What the exercise asks: Each line that holds the word "用于社会" counts once. Give the total number of such lines and nothing else.

Records to use:
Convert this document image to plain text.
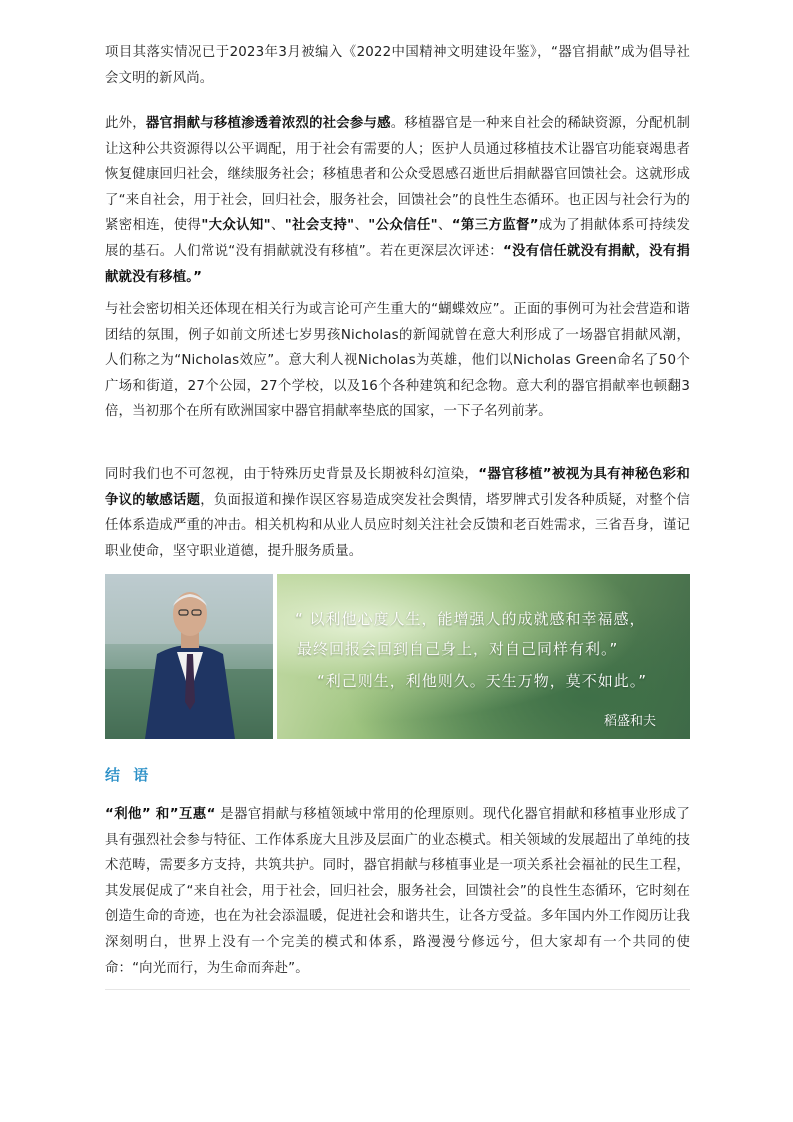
项目其落实情况已于2023年3月被编入《2022中国精神文明建设年鉴》，“器官捐献”成为倡导社会文明的新风尚。

此外，器官捐献与移植渗透着浓烈的社会参与感。移植器官是一种来自社会的稀缺资源，分配机制让这种公共资源得以公平调配，用于社会有需要的人；医护人员通过移植技术让器官功能衰竭患者恢复健康回归社会，继续服务社会；移植患者和公众受恩感召逝世后捐献器官回馈社会。这就形成了“来自社会，用于社会，回归社会，服务社会，回馈社会”的良性生态循环。也正因与社会行为的紧密相连，使得"大众认知"、"社会支持"、"公众信任"、“第三方监督”成为了捐献体系可持续发展的基石。人们常说“没有捐献就没有移植”。若在更深层次评述：“没有信任就没有捐献，没有捐献就没有移植。”

与社会密切相关还体现在相关行为或言论可产生重大的“蝴蝶效应”。正面的事例可为社会营造和谐团结的氛围，例子如前文所述七岁男孩Nicholas的新闻就曾在意大利形成了一场器官捐献风潮，人们称之为“Nicholas效应”。意大利人视Nicholas为英雄，他们以Nicholas Green命名了50个广场和街道，27个公园，27个学校，以及16个各种建筑和纪念物。意大利的器官捐献率也顿翻3倍，当初那个在所有欧洲国家中器官捐献率垫底的国家，一下子名列前茅。

同时我们也不可忽视，由于特殊历史背景及长期被科幻渲染，“器官移植”被视为具有神秘色彩和争议的敏感话题，负面报道和操作误区容易造成突发社会舆情，塔罗牌式引发各种质疑，对整个信任体系造成严重的冲击。相关机构和从业人员应时刻关注社会反馈和老百姓需求，三省吾身，谨记职业使命，坚守职业道德，提升服务质量。

“ 以利他心度人生，能增强人的成就感和幸福感，
最终回报会回到自己身上，对自己同样有利。”
“利己则生，利他则久。天生万物，莫不如此。”
稻盛和夫
结 语

“利他” 和”互惠“ 是器官捐献与移植领域中常用的伦理原则。现代化器官捐献和移植事业形成了具有强烈社会参与特征、工作体系庞大且涉及层面广的业态模式。相关领域的发展超出了单纯的技术范畴，需要多方支持，共筑共护。同时，器官捐献与移植事业是一项关系社会福祉的民生工程，其发展促成了“来自社会，用于社会，回归社会，服务社会，回馈社会”的良性生态循环，它时刻在创造生命的奇迹，也在为社会添温暖，促进社会和谐共生，让各方受益。多年国内外工作阅历让我深刻明白，世界上没有一个完美的模式和体系，路漫漫兮修远兮，但大家却有一个共同的使命：“向光而行，为生命而奔赴”。
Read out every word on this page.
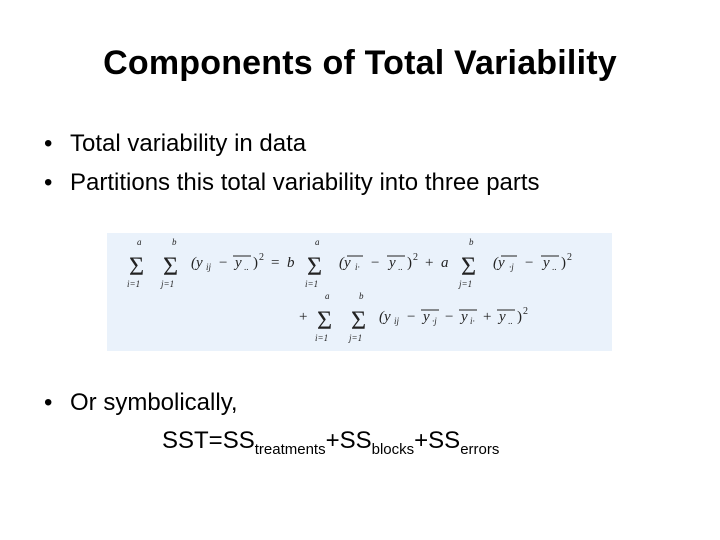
Components of Total Variability
• Total variability in data
• Partitions this total variability into three parts
a
Σ
i=1
b
Σ
j=1
(y ij − y .. ) 2 = b
a
Σ
i=1
(y i· − y .. ) 2 + a
b
Σ
j=1
(y ·j − y .. ) 2
+
a
Σ
i=1
b
Σ
j=1
(y ij − y ·j − y i· + y .. ) 2
• Or symbolically,
$SST=SS_{treatments}+SS_{blocks}+SS_{errors}$
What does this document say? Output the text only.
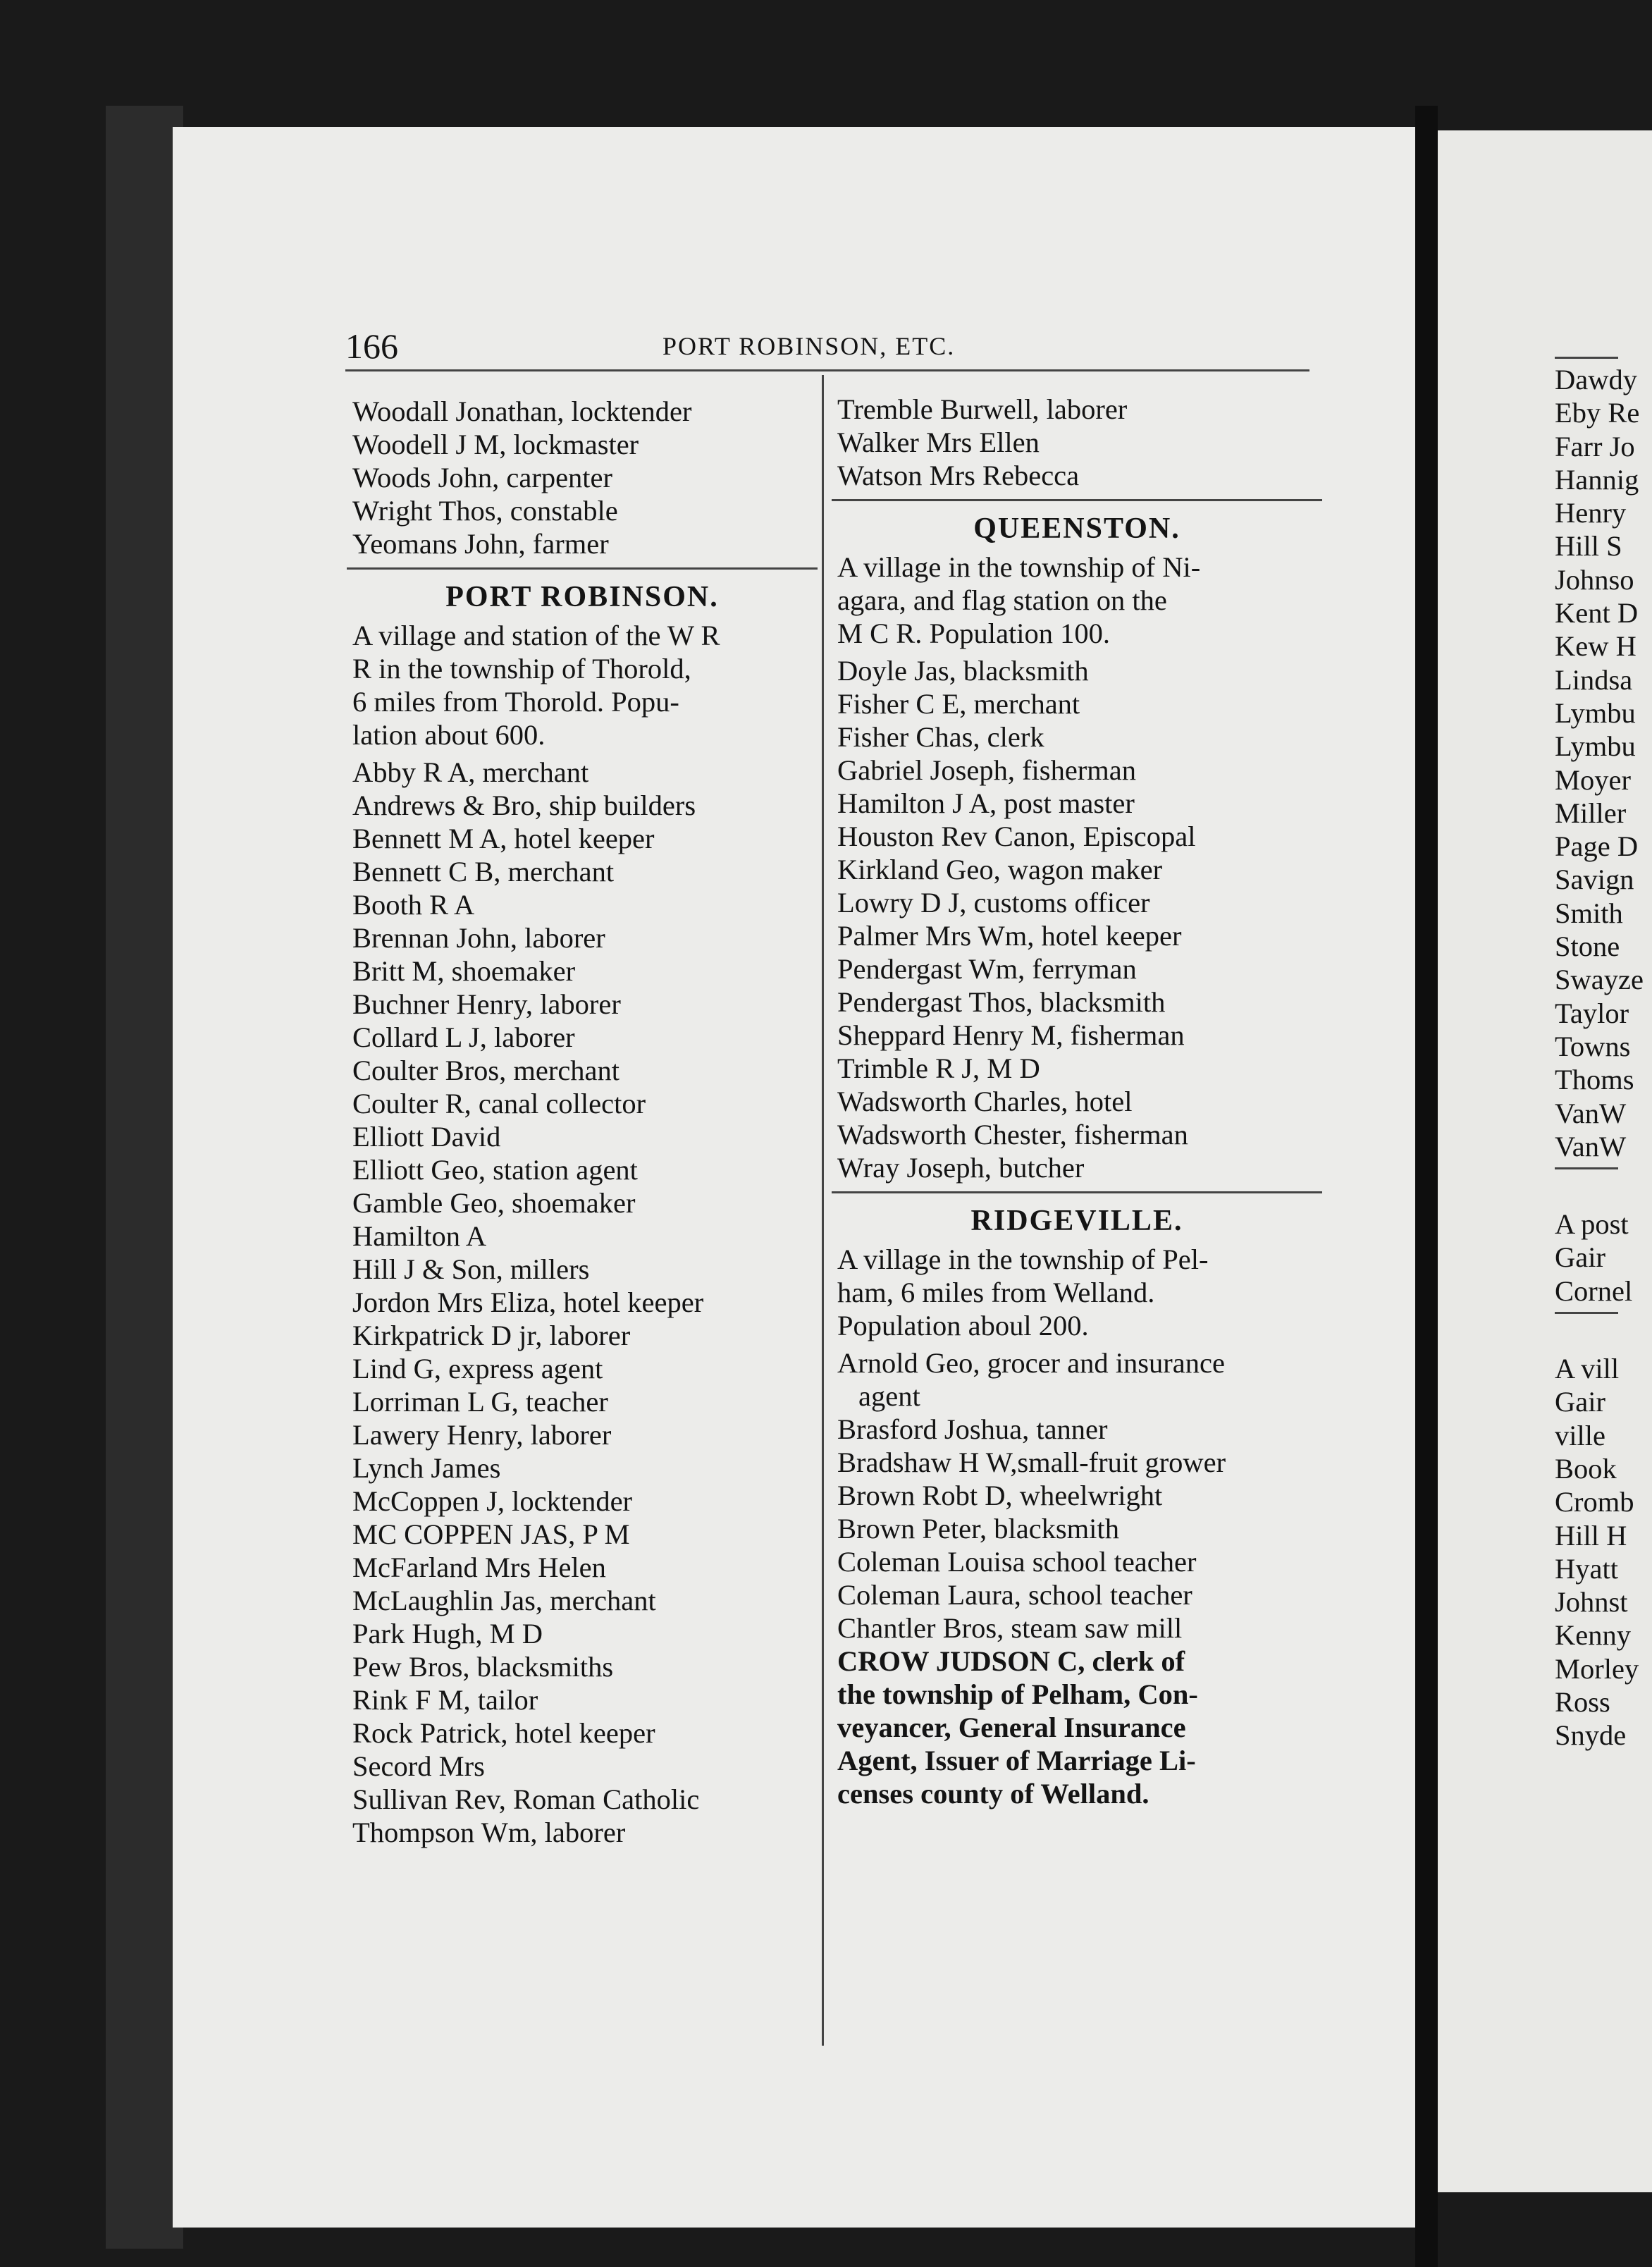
166	PORT ROBINSON, ETC.
Woodall Jonathan, locktender
Woodell J M, lockmaster
Woods John, carpenter
Wright Thos, constable
Yeomans John, farmer
PORT ROBINSON.
A village and station of the W R
R in the township of Thorold,
6 miles from Thorold. Popu-
lation about 600.
Abby R A, merchant
Andrews & Bro, ship builders
Bennett M A, hotel keeper
Bennett C B, merchant
Booth R A
Brennan John, laborer
Britt M, shoemaker
Buchner Henry, laborer
Collard L J, laborer
Coulter Bros, merchant
Coulter R, canal collector
Elliott David
Elliott Geo, station agent
Gamble Geo, shoemaker
Hamilton A
Hill J & Son, millers
Jordon Mrs Eliza, hotel keeper
Kirkpatrick D jr, laborer
Lind G, express agent
Lorriman L G, teacher
Lawery Henry, laborer
Lynch James
McCoppen J, locktender
MC COPPEN JAS, P M
McFarland Mrs Helen
McLaughlin Jas, merchant
Park Hugh, M D
Pew Bros, blacksmiths
Rink F M, tailor
Rock Patrick, hotel keeper
Secord Mrs
Sullivan Rev, Roman Catholic
Thompson Wm, laborer
Tremble Burwell, laborer
Walker Mrs Ellen
Watson Mrs Rebecca
QUEENSTON.
A village in the township of Ni-
agara, and flag station on the
M C R. Population 100.
Doyle Jas, blacksmith
Fisher C E, merchant
Fisher Chas, clerk
Gabriel Joseph, fisherman
Hamilton J A, post master
Houston Rev Canon, Episcopal
Kirkland Geo, wagon maker
Lowry D J, customs officer
Palmer Mrs Wm, hotel keeper
Pendergast Wm, ferryman
Pendergast Thos, blacksmith
Sheppard Henry M, fisherman
Trimble R J, M D
Wadsworth Charles, hotel
Wadsworth Chester, fisherman
Wray Joseph, butcher
RIDGEVILLE.
A village in the township of Pel-
ham, 6 miles from Welland.
Population aboul 200.
Arnold Geo, grocer and insurance
agent
Brasford Joshua, tanner
Bradshaw H W,small-fruit grower
Brown Robt D, wheelwright
Brown Peter, blacksmith
Coleman Louisa school teacher
Coleman Laura, school teacher
Chantler Bros, steam saw mill
CROW JUDSON C, clerk of
the township of Pelham, Con-
veyancer, General Insurance
Agent, Issuer of Marriage Li-
censes county of Welland.
Dawdy
Eby Re
Farr Jo
Hannig
Henry
Hill S
Johnso
Kent D
Kew H
Lindsa
Lymbu
Lymbu
Moyer
Miller
Page D
Savign
Smith
Stone
Swayze
Taylor
Towns
Thoms
VanW
VanW
A post
Gair
Cornel
A vill
Gair
ville
Book
Cromb
Hill H
Hyatt
Johnst
Kenny
Morley
Ross
Snyde
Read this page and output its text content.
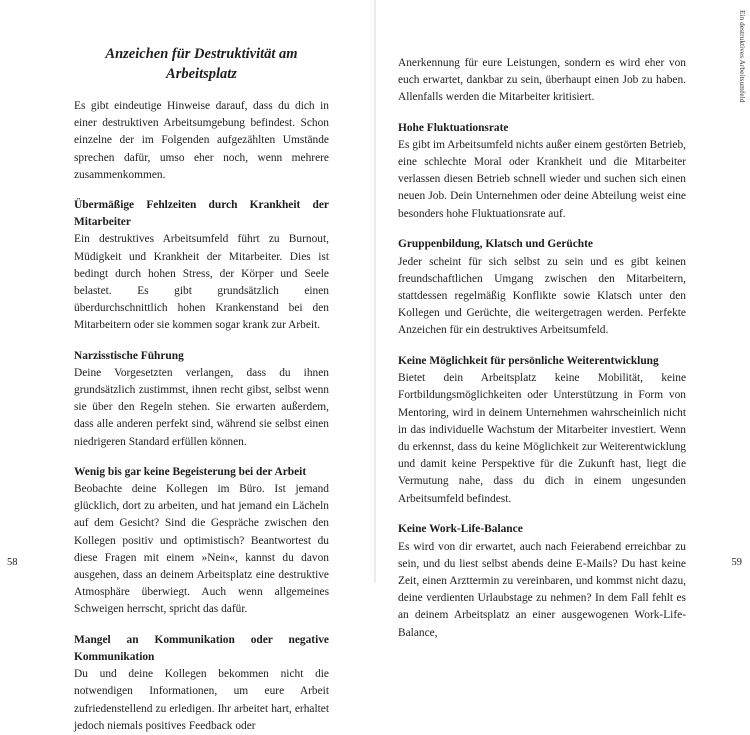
Anzeichen für Destruktivität am Arbeitsplatz

Es gibt eindeutige Hinweise darauf, dass du dich in einer destruktiven Arbeitsumgebung befindest. Schon einzelne der im Folgenden aufgezählten Umstände sprechen dafür, umso eher noch, wenn mehrere zusammenkommen.

Übermäßige Fehlzeiten durch Krankheit der Mitarbeiter

Ein destruktives Arbeitsumfeld führt zu Burnout, Müdigkeit und Krankheit der Mitarbeiter. Dies ist bedingt durch hohen Stress, der Körper und Seele belastet. Es gibt grundsätzlich einen überdurchschnittlich hohen Krankenstand bei den Mitarbeitern oder sie kommen sogar krank zur Arbeit.

Narzisstische Führung

Deine Vorgesetzten verlangen, dass du ihnen grundsätzlich zustimmst, ihnen recht gibst, selbst wenn sie über den Regeln stehen. Sie erwarten außerdem, dass alle anderen perfekt sind, während sie selbst einen niedrigeren Standard erfüllen können.

Wenig bis gar keine Begeisterung bei der Arbeit

Beobachte deine Kollegen im Büro. Ist jemand glücklich, dort zu arbeiten, und hat jemand ein Lächeln auf dem Gesicht? Sind die Gespräche zwischen den Kollegen positiv und optimistisch? Beantwortest du diese Fragen mit einem »Nein«, kannst du davon ausgehen, dass an deinem Arbeitsplatz eine destruktive Atmosphäre überwiegt. Auch wenn allgemeines Schweigen herrscht, spricht das dafür.

Mangel an Kommunikation oder negative Kommunikation

Du und deine Kollegen bekommen nicht die notwendigen Informationen, um eure Arbeit zufriedenstellend zu erledigen. Ihr arbeitet hart, erhaltet jedoch niemals positives Feedback oder

58

Anerkennung für eure Leistungen, sondern es wird eher von euch erwartet, dankbar zu sein, überhaupt einen Job zu haben. Allenfalls werden die Mitarbeiter kritisiert.

Hohe Fluktuationsrate

Es gibt im Arbeitsumfeld nichts außer einem gestörten Betrieb, eine schlechte Moral oder Krankheit und die Mitarbeiter verlassen diesen Betrieb schnell wieder und suchen sich einen neuen Job. Dein Unternehmen oder deine Abteilung weist eine besonders hohe Fluktuationsrate auf.

Gruppenbildung, Klatsch und Gerüchte

Jeder scheint für sich selbst zu sein und es gibt keinen freundschaftlichen Umgang zwischen den Mitarbeitern, stattdessen regelmäßig Konflikte sowie Klatsch unter den Kollegen und Gerüchte, die weitergetragen werden. Perfekte Anzeichen für ein destruktives Arbeitsumfeld.

Keine Möglichkeit für persönliche Weiterentwicklung

Bietet dein Arbeitsplatz keine Mobilität, keine Fortbildungsmöglichkeiten oder Unterstützung in Form von Mentoring, wird in deinem Unternehmen wahrscheinlich nicht in das individuelle Wachstum der Mitarbeiter investiert. Wenn du erkennst, dass du keine Möglichkeit zur Weiterentwicklung und damit keine Perspektive für die Zukunft hast, liegt die Vermutung nahe, dass du dich in einem ungesunden Arbeitsumfeld befindest.

Keine Work-Life-Balance

Es wird von dir erwartet, auch nach Feierabend erreichbar zu sein, und du liest selbst abends deine E-Mails? Du hast keine Zeit, einen Arzttermin zu vereinbaren, und kommst nicht dazu, deine verdienten Urlaubstage zu nehmen? In dem Fall fehlt es an deinem Arbeitsplatz an einer ausgewogenen Work-Life-Balance,

Ein destruktives Arbeitsumfeld
59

Correct response: 2